• Dokumenttext:
Donnerstag, den 2. Mai 1935.     

     Ich kann nicht zählen, wie oft ich heute schon fast den Mut verloren habe. Ich sitze jetzt in meinem ach, so kleinen Stübchen, um mich herum ein Chaos von Sachen die ich nicht unterbringen kann – es scheint hoffnungslos zu sein.

     Immer wieder sage ich: mir geschehe nach Deinem Willen!

     Gestern der 1. Mai. – Als ich morgens aufwachte, waren die Dächer der gegenüberliegenden Häuser weiß verschneit. Ich glaubte, zu träumen. Die Straßenbäume, die schon große Blätter haben, beugten ihre Äste unter der Last des Schnees, der in dichten Massen herabwirbelte. – Später bekam zwar die Sonne Kraft u. taute den Schnee weg, aber es hat mit kleinen Unterbrechungen den ganzen Tag bis zum Abend geschneit.

• Bereitgestelltes Material:
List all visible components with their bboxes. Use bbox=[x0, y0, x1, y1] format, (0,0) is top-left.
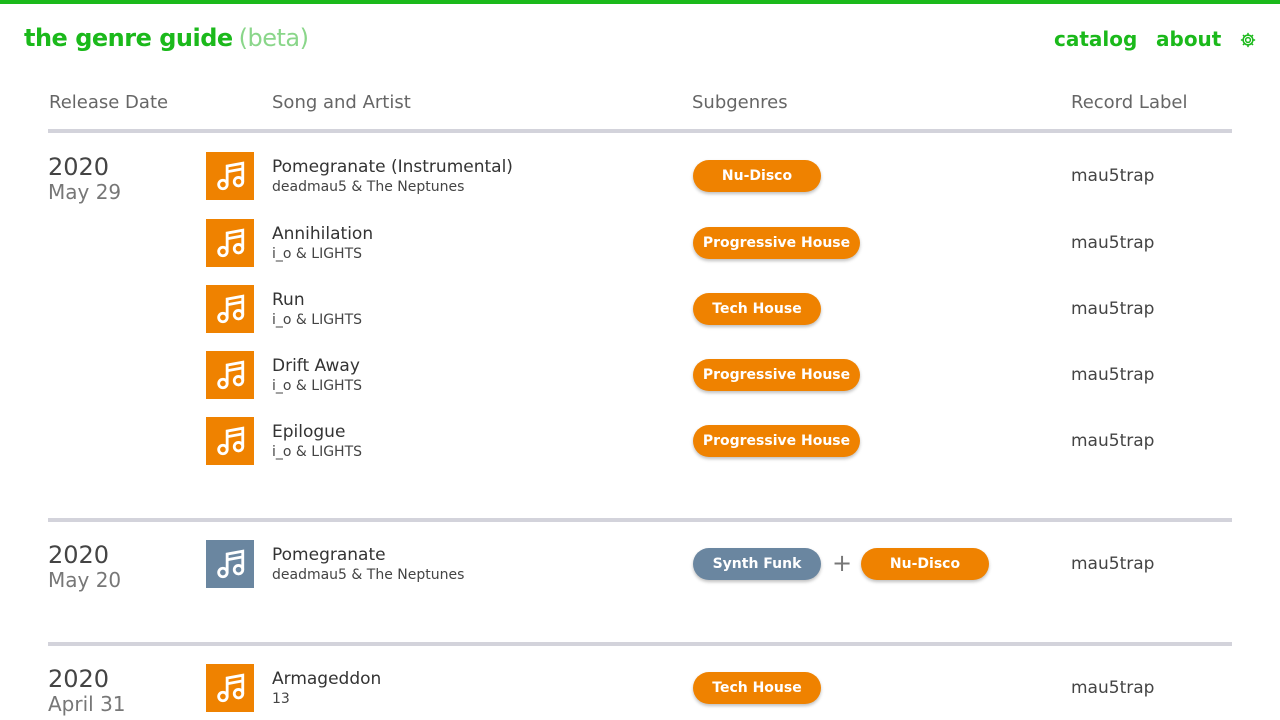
album-art[interactable] bbox=[206, 285, 254, 333]
song-artist[interactable]: deadmau5 & The Neptunes bbox=[272, 179, 464, 195]
record-label[interactable]: mau5trap bbox=[1071, 431, 1154, 451]
genre-pill-tech-house[interactable]: Tech House bbox=[693, 672, 821, 704]
record-label[interactable]: mau5trap bbox=[1071, 365, 1154, 385]
music-note-icon bbox=[217, 228, 245, 258]
song-artist[interactable]: i_o & LIGHTS bbox=[272, 378, 362, 394]
album-art[interactable] bbox=[206, 540, 254, 588]
song-title[interactable]: Pomegranate bbox=[272, 545, 386, 565]
brand-beta-tag: (beta) bbox=[238, 24, 309, 52]
genre-pill-nu-disco[interactable]: Nu-Disco bbox=[693, 160, 821, 192]
music-note-icon bbox=[217, 673, 245, 703]
header-divider bbox=[48, 129, 1232, 133]
song-artist[interactable]: i_o & LIGHTS bbox=[272, 312, 362, 328]
music-note-icon bbox=[217, 549, 245, 579]
music-note-icon bbox=[217, 360, 245, 390]
release-year: 2020 bbox=[48, 665, 110, 693]
song-artist[interactable]: 13 bbox=[272, 691, 290, 707]
genre-pill-progressive-house[interactable]: Progressive House bbox=[693, 425, 860, 457]
nav-about-link[interactable]: about bbox=[1156, 27, 1221, 51]
song-artist[interactable]: i_o & LIGHTS bbox=[272, 444, 362, 460]
genre-pill-progressive-house[interactable]: Progressive House bbox=[693, 227, 860, 259]
column-header-release-date[interactable]: Release Date bbox=[49, 92, 168, 113]
song-title[interactable]: Run bbox=[272, 290, 305, 310]
gear-icon[interactable] bbox=[1239, 31, 1257, 49]
record-label[interactable]: mau5trap bbox=[1071, 554, 1154, 574]
song-title[interactable]: Pomegranate (Instrumental) bbox=[272, 157, 513, 177]
song-title[interactable]: Armageddon bbox=[272, 669, 381, 689]
song-title[interactable]: Epilogue bbox=[272, 422, 345, 442]
release-day: April 31 bbox=[48, 692, 126, 716]
group-divider bbox=[48, 642, 1232, 646]
record-label[interactable]: mau5trap bbox=[1071, 678, 1154, 698]
genre-pill-synth-funk[interactable]: Synth Funk bbox=[693, 548, 821, 580]
top-accent-bar bbox=[0, 0, 1280, 4]
column-header-record-label[interactable]: Record Label bbox=[1071, 92, 1187, 113]
release-day: May 20 bbox=[48, 568, 122, 592]
record-label[interactable]: mau5trap bbox=[1071, 299, 1154, 319]
song-title[interactable]: Drift Away bbox=[272, 356, 360, 376]
song-artist[interactable]: deadmau5 & The Neptunes bbox=[272, 567, 464, 583]
record-label[interactable]: mau5trap bbox=[1071, 233, 1154, 253]
column-header-subgenres[interactable]: Subgenres bbox=[692, 92, 788, 113]
brand-logo[interactable]: the genre guide (beta) bbox=[24, 24, 309, 52]
group-divider bbox=[48, 518, 1232, 522]
album-art[interactable] bbox=[206, 351, 254, 399]
brand-name: the genre guide bbox=[24, 24, 233, 52]
plus-icon: + bbox=[832, 549, 853, 577]
album-art[interactable] bbox=[206, 664, 254, 712]
column-header-song-artist[interactable]: Song and Artist bbox=[272, 92, 411, 113]
album-art[interactable] bbox=[206, 219, 254, 267]
record-label[interactable]: mau5trap bbox=[1071, 166, 1154, 186]
genre-pill-progressive-house[interactable]: Progressive House bbox=[693, 359, 860, 391]
release-year: 2020 bbox=[48, 153, 110, 181]
song-title[interactable]: Annihilation bbox=[272, 224, 373, 244]
music-note-icon bbox=[217, 294, 245, 324]
release-year: 2020 bbox=[48, 541, 110, 569]
album-art[interactable] bbox=[206, 152, 254, 200]
genre-pill-tech-house[interactable]: Tech House bbox=[693, 293, 821, 325]
album-art[interactable] bbox=[206, 417, 254, 465]
song-artist[interactable]: i_o & LIGHTS bbox=[272, 246, 362, 262]
release-day: May 29 bbox=[48, 180, 122, 204]
music-note-icon bbox=[217, 161, 245, 191]
music-note-icon bbox=[217, 426, 245, 456]
nav-catalog-link[interactable]: catalog bbox=[1054, 27, 1137, 51]
genre-pill-nu-disco[interactable]: Nu-Disco bbox=[861, 548, 989, 580]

• Was gefragt ist: Übertrage den Satz „Als ich morgens aufwachte, waren die Dächer der gegenüberliegenden Häuser weiß verschneit.“ aus dem Dokumenttext ins Englische. Das Material stammt aus einer anderen Quelle als der Dokumenttext.

• Endergebnis: When I woke up in the morning, the roofs of the houses across the street were white with snow.